Exercise objective
In the records below, find the line containing "Transcribe this image's" and repeat it and every line after it exactly, without pictures.

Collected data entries
%%

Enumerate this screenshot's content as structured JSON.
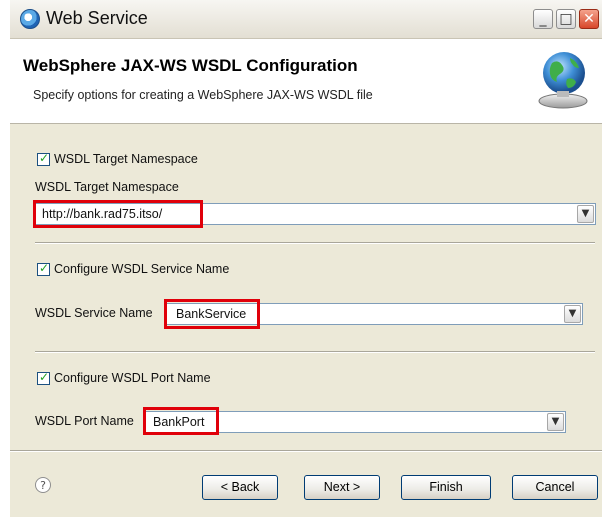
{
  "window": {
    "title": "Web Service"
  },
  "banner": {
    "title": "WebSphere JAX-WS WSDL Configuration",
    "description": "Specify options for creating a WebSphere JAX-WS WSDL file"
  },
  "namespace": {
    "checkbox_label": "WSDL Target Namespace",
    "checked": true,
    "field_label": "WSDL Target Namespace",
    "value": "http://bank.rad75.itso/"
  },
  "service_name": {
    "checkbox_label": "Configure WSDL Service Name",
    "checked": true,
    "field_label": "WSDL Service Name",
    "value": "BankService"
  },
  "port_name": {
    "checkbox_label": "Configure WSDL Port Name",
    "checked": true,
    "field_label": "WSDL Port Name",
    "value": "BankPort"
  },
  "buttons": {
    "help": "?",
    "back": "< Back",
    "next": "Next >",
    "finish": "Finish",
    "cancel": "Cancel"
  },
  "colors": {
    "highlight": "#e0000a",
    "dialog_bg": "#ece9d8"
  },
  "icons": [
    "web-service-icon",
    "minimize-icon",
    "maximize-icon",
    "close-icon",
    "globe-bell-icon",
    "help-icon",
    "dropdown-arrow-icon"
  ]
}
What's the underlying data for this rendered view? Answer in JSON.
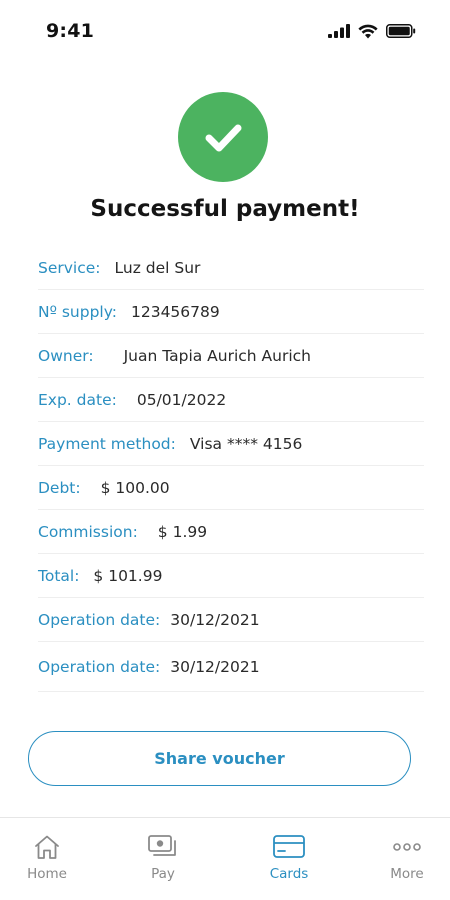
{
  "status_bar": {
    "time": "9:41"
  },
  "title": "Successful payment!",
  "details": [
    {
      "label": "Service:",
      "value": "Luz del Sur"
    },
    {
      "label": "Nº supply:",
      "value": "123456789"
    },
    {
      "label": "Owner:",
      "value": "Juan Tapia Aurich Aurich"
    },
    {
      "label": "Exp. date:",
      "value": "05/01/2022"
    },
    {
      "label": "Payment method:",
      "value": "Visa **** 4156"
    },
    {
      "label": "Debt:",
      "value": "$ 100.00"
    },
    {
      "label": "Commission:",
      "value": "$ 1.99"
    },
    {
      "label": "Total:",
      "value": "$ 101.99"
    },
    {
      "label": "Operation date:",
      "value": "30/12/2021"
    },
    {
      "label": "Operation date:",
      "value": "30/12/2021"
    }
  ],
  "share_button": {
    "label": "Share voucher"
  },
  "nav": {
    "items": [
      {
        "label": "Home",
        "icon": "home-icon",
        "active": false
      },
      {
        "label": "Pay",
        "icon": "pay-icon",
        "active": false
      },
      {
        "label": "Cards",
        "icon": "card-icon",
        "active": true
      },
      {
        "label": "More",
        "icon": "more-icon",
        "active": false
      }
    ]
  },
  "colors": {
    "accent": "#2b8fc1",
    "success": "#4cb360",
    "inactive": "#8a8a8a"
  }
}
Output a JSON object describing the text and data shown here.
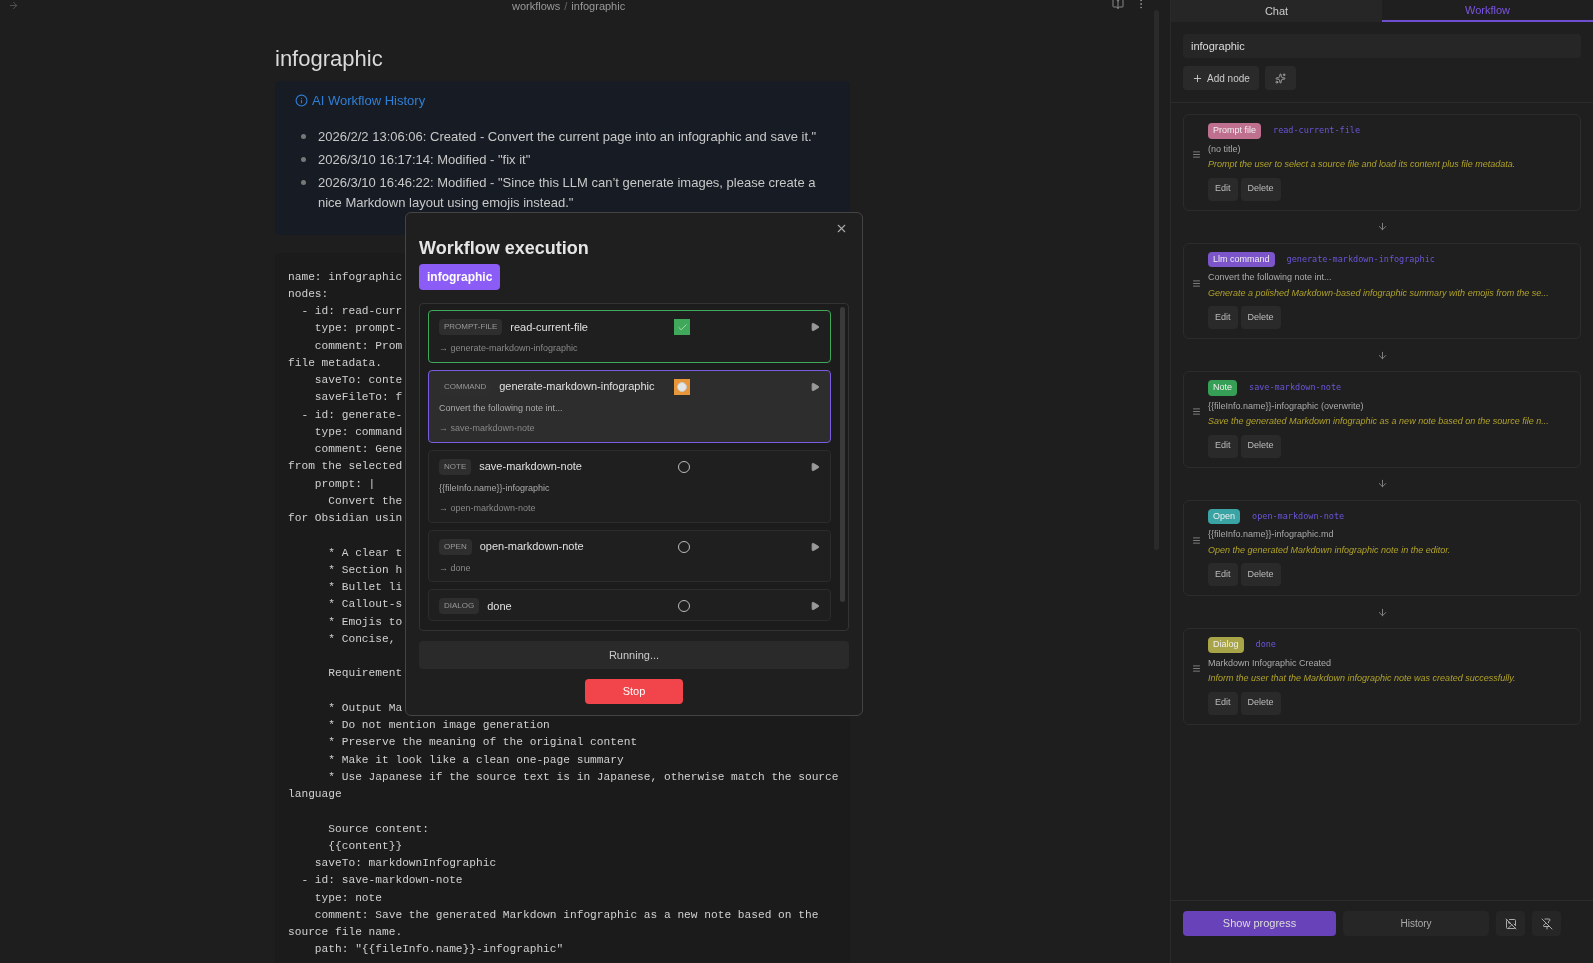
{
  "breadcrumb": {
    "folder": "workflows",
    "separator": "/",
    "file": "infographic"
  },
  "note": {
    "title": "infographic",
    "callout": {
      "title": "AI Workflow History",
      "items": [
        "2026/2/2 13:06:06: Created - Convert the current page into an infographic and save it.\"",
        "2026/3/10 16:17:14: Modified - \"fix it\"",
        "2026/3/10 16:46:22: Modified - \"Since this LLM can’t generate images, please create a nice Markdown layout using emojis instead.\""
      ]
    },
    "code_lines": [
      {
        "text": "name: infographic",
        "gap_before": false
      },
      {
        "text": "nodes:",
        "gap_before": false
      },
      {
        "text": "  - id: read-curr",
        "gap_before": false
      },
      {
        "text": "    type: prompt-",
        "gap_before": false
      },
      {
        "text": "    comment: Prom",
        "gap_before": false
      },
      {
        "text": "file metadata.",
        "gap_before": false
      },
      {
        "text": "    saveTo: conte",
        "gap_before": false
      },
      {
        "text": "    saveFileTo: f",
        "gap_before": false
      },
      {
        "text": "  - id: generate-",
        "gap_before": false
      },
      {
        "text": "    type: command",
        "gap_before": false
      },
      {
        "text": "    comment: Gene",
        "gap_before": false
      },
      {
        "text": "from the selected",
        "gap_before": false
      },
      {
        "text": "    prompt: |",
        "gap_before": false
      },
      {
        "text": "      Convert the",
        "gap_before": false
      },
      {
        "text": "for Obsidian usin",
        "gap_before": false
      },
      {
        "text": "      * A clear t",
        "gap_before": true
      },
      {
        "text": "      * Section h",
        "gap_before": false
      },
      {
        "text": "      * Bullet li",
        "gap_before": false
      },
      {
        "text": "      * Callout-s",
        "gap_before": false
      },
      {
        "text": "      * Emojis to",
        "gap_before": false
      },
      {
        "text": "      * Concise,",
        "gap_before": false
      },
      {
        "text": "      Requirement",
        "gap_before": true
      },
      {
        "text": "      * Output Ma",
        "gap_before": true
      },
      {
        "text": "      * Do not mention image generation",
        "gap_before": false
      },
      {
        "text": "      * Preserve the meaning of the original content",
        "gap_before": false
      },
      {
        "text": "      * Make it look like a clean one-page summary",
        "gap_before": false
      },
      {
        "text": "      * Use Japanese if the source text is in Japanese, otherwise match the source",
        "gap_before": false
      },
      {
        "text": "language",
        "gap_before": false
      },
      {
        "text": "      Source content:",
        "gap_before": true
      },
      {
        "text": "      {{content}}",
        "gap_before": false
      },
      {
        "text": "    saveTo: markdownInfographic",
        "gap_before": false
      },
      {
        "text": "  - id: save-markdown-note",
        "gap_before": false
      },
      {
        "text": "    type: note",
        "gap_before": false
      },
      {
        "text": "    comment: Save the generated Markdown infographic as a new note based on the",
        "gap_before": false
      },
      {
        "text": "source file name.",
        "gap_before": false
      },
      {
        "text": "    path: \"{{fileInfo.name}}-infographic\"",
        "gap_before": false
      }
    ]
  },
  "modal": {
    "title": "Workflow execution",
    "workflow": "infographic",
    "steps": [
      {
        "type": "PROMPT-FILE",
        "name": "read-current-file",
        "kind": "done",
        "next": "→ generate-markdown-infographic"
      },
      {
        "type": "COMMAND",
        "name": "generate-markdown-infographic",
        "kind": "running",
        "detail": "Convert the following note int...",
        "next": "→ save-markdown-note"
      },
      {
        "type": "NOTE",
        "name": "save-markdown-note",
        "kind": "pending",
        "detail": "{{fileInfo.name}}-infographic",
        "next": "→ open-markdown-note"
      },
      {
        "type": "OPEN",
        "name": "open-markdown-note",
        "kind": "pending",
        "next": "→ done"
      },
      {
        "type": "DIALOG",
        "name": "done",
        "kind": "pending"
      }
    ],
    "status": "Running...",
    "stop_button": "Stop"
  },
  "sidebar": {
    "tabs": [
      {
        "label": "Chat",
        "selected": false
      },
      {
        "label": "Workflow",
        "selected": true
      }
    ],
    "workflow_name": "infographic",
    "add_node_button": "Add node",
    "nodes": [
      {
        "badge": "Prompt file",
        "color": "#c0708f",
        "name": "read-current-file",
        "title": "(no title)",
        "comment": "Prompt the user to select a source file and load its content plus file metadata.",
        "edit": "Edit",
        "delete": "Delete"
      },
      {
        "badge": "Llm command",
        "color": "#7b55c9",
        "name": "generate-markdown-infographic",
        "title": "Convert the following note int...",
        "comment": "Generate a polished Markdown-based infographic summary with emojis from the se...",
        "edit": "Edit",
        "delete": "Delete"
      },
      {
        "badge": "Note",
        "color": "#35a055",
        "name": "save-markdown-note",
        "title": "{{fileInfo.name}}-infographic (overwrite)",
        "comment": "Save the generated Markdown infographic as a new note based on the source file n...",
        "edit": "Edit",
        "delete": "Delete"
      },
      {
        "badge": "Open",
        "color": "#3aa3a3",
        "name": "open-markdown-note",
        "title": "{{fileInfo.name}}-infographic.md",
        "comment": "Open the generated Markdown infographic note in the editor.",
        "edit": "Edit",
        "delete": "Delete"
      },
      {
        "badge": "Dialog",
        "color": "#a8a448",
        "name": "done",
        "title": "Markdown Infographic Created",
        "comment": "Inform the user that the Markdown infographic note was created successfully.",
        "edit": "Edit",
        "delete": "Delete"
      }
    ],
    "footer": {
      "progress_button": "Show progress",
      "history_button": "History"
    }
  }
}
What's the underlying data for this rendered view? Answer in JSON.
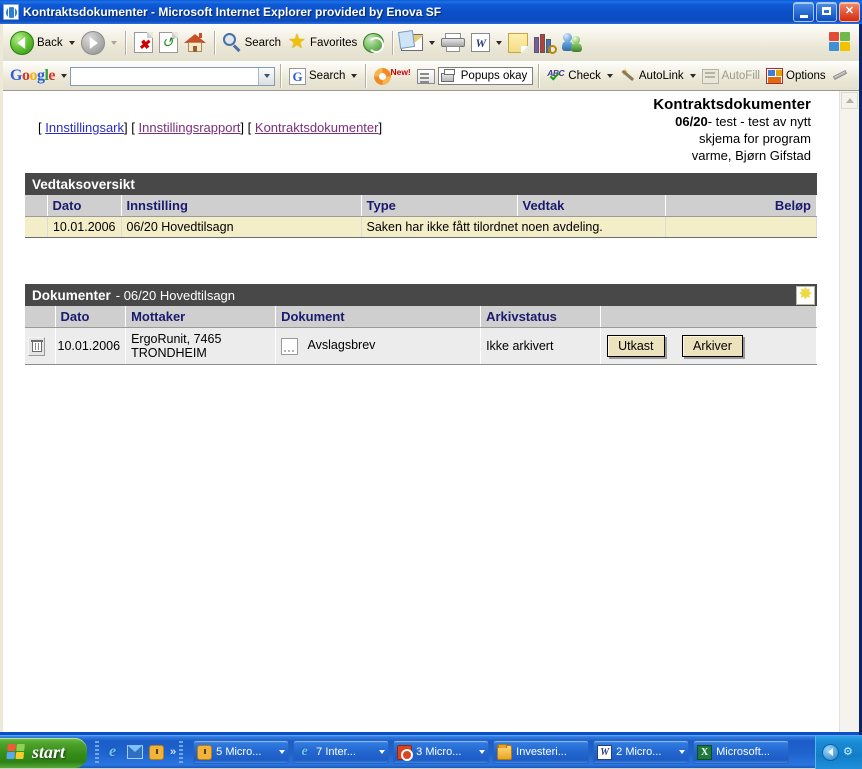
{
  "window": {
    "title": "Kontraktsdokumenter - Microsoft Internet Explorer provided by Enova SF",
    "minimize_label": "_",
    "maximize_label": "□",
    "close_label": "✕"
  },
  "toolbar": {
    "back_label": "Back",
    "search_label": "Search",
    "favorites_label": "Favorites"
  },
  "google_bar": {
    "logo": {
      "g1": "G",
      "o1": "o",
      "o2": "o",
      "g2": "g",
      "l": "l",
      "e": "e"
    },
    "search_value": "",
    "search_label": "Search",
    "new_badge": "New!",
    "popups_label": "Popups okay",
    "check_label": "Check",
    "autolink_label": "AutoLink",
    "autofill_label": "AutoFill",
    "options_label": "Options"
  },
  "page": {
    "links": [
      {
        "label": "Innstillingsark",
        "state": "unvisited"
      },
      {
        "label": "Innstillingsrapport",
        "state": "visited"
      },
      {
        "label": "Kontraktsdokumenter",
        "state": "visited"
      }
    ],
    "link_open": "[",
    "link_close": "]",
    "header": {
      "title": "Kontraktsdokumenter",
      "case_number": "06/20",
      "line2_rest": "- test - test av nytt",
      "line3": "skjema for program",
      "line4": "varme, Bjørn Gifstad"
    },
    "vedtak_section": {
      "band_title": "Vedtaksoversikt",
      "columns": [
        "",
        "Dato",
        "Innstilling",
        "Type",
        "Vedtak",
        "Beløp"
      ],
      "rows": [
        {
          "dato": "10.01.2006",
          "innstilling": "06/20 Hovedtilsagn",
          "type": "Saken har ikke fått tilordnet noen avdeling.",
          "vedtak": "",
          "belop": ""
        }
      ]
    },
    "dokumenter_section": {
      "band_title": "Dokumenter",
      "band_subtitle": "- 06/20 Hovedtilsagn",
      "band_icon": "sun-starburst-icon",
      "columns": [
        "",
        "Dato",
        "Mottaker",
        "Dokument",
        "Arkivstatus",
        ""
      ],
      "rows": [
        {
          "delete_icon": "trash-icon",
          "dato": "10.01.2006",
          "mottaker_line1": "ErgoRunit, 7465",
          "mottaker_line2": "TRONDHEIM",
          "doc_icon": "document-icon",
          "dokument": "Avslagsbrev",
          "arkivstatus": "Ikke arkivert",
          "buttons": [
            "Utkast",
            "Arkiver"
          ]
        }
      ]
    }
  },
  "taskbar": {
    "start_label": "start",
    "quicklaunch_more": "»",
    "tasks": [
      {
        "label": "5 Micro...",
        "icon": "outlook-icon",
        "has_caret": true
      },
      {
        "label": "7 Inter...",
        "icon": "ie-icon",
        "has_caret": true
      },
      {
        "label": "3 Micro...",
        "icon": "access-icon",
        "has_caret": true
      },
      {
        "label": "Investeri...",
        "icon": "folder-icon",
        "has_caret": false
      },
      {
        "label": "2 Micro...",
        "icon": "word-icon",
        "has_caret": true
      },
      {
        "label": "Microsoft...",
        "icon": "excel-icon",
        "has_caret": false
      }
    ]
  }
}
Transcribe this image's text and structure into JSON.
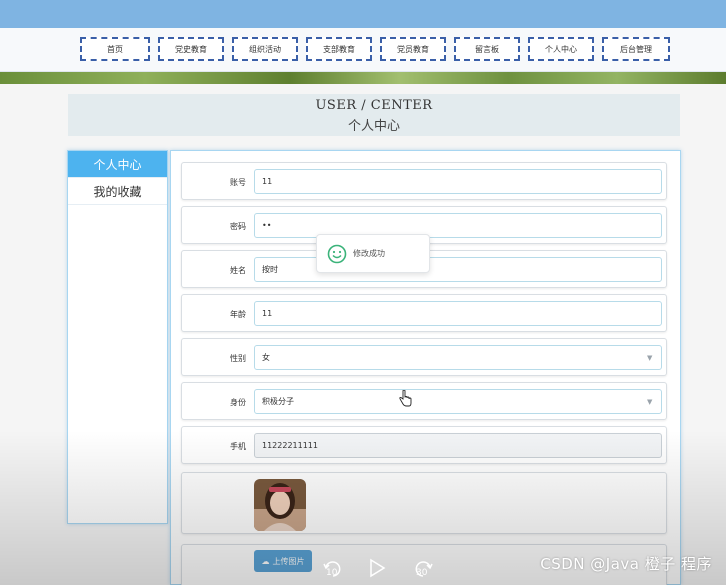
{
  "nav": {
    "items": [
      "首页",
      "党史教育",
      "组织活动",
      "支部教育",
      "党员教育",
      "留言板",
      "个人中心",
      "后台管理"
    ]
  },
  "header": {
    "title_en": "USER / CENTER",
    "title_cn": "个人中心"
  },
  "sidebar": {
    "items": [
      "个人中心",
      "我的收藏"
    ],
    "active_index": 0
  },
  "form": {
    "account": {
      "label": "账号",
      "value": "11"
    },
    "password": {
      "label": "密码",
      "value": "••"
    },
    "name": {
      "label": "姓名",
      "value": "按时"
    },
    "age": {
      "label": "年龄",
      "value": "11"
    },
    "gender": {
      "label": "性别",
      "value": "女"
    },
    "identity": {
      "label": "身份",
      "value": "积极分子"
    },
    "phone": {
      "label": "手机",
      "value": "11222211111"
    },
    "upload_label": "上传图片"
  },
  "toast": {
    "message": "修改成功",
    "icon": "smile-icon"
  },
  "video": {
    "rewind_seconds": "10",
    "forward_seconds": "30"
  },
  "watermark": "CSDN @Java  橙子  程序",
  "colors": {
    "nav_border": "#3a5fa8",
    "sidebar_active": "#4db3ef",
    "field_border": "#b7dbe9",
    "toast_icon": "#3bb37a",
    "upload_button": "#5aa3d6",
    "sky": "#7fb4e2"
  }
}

%%

Result of the task
Transcribe this image's text and structure into JSON.
{
  "nav": {
    "items": [
      "首页",
      "党史教育",
      "组织活动",
      "支部教育",
      "党员教育",
      "留言板",
      "个人中心",
      "后台管理"
    ]
  },
  "header": {
    "title_en": "USER / CENTER",
    "title_cn": "个人中心"
  },
  "sidebar": {
    "items": [
      "个人中心",
      "我的收藏"
    ],
    "active_index": 0
  },
  "form": {
    "account": {
      "label": "账号",
      "value": "11"
    },
    "password": {
      "label": "密码",
      "value": "••"
    },
    "name": {
      "label": "姓名",
      "value": "按时"
    },
    "age": {
      "label": "年龄",
      "value": "11"
    },
    "gender": {
      "label": "性别",
      "value": "女"
    },
    "identity": {
      "label": "身份",
      "value": "积极分子"
    },
    "phone": {
      "label": "手机",
      "value": "11222211111"
    },
    "upload_label": "上传图片"
  },
  "toast": {
    "message": "修改成功",
    "icon": "smile-icon"
  },
  "video": {
    "rewind_seconds": "10",
    "forward_seconds": "30"
  },
  "watermark": "CSDN @Java  橙子  程序",
  "colors": {
    "nav_border": "#3a5fa8",
    "sidebar_active": "#4db3ef",
    "field_border": "#b7dbe9",
    "toast_icon": "#3bb37a",
    "upload_button": "#5aa3d6",
    "sky": "#7fb4e2"
  }
}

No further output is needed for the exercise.